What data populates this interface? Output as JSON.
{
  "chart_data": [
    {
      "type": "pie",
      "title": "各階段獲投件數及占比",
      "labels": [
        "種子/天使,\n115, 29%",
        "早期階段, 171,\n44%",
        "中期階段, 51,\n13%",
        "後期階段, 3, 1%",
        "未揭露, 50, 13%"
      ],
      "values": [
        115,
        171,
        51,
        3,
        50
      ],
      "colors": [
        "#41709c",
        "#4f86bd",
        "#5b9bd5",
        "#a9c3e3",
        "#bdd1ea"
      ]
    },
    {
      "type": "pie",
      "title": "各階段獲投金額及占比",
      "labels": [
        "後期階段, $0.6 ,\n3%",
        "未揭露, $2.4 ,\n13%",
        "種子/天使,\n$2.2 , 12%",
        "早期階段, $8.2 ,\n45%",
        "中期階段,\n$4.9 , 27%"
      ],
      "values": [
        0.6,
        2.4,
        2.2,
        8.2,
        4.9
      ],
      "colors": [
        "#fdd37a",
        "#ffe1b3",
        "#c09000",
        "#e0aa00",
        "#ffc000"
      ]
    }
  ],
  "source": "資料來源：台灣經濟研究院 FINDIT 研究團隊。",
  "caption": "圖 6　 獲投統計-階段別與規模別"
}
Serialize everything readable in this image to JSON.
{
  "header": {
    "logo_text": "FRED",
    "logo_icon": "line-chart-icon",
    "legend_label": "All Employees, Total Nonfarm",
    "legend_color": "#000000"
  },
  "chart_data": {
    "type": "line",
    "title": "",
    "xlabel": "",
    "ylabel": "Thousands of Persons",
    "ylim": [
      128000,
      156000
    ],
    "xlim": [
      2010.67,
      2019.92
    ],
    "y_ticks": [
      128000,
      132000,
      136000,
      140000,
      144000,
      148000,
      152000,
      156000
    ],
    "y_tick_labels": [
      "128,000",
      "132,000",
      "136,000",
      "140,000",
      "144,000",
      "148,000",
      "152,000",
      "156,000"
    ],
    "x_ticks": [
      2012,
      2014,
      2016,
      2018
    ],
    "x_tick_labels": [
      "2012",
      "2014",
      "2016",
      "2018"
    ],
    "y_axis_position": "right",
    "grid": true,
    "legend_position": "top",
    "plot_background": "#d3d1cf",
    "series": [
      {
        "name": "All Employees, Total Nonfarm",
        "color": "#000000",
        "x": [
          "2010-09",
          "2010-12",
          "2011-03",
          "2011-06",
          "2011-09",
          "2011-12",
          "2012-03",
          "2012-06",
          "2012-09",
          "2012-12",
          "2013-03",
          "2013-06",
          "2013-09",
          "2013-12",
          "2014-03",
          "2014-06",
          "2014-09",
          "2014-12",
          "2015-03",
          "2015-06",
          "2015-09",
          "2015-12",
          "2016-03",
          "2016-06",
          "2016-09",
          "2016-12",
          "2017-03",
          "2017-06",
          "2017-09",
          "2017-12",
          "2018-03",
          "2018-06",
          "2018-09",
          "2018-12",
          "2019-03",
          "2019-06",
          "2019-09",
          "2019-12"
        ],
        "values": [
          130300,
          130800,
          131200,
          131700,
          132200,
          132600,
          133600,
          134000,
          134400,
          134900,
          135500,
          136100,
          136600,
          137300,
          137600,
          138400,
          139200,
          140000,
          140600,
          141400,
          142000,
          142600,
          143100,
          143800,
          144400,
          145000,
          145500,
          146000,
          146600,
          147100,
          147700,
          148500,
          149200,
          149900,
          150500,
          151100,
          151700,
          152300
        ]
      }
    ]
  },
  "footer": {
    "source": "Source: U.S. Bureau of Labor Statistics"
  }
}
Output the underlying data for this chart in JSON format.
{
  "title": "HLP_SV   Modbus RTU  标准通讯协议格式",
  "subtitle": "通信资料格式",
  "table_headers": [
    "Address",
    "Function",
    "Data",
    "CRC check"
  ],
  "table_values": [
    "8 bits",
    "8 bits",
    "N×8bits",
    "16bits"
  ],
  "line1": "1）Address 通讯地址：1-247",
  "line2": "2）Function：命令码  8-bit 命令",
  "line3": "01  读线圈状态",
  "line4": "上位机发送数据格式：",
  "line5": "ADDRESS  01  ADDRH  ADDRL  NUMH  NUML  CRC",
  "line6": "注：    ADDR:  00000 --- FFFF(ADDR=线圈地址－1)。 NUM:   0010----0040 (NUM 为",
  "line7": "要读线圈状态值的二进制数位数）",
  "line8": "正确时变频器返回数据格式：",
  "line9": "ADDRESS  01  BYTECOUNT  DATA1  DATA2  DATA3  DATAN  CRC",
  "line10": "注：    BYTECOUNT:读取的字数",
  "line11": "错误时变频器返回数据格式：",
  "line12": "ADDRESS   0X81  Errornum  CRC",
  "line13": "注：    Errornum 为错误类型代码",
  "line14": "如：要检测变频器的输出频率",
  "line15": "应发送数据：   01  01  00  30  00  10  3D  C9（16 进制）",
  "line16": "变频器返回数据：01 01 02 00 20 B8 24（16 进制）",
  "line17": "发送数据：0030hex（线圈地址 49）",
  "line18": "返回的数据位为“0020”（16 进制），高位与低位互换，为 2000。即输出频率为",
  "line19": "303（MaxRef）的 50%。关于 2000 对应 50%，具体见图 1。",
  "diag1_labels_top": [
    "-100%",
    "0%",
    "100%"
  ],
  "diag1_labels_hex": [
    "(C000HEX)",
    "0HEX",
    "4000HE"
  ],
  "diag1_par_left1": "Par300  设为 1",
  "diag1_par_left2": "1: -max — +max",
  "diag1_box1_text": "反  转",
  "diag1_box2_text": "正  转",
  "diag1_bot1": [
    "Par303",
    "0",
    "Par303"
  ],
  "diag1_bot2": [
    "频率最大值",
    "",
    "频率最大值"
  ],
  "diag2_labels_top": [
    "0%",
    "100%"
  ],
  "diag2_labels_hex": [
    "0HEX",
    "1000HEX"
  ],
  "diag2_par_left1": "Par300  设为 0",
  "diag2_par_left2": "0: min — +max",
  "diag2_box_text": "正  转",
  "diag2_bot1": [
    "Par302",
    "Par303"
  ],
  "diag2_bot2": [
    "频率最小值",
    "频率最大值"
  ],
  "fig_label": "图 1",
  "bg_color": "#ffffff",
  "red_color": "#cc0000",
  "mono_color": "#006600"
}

EXERCISE DESCRIPTION:
Report the number of lines in the listing above that include the word "Total", and nothing else.

RESPONSE BELOW:
2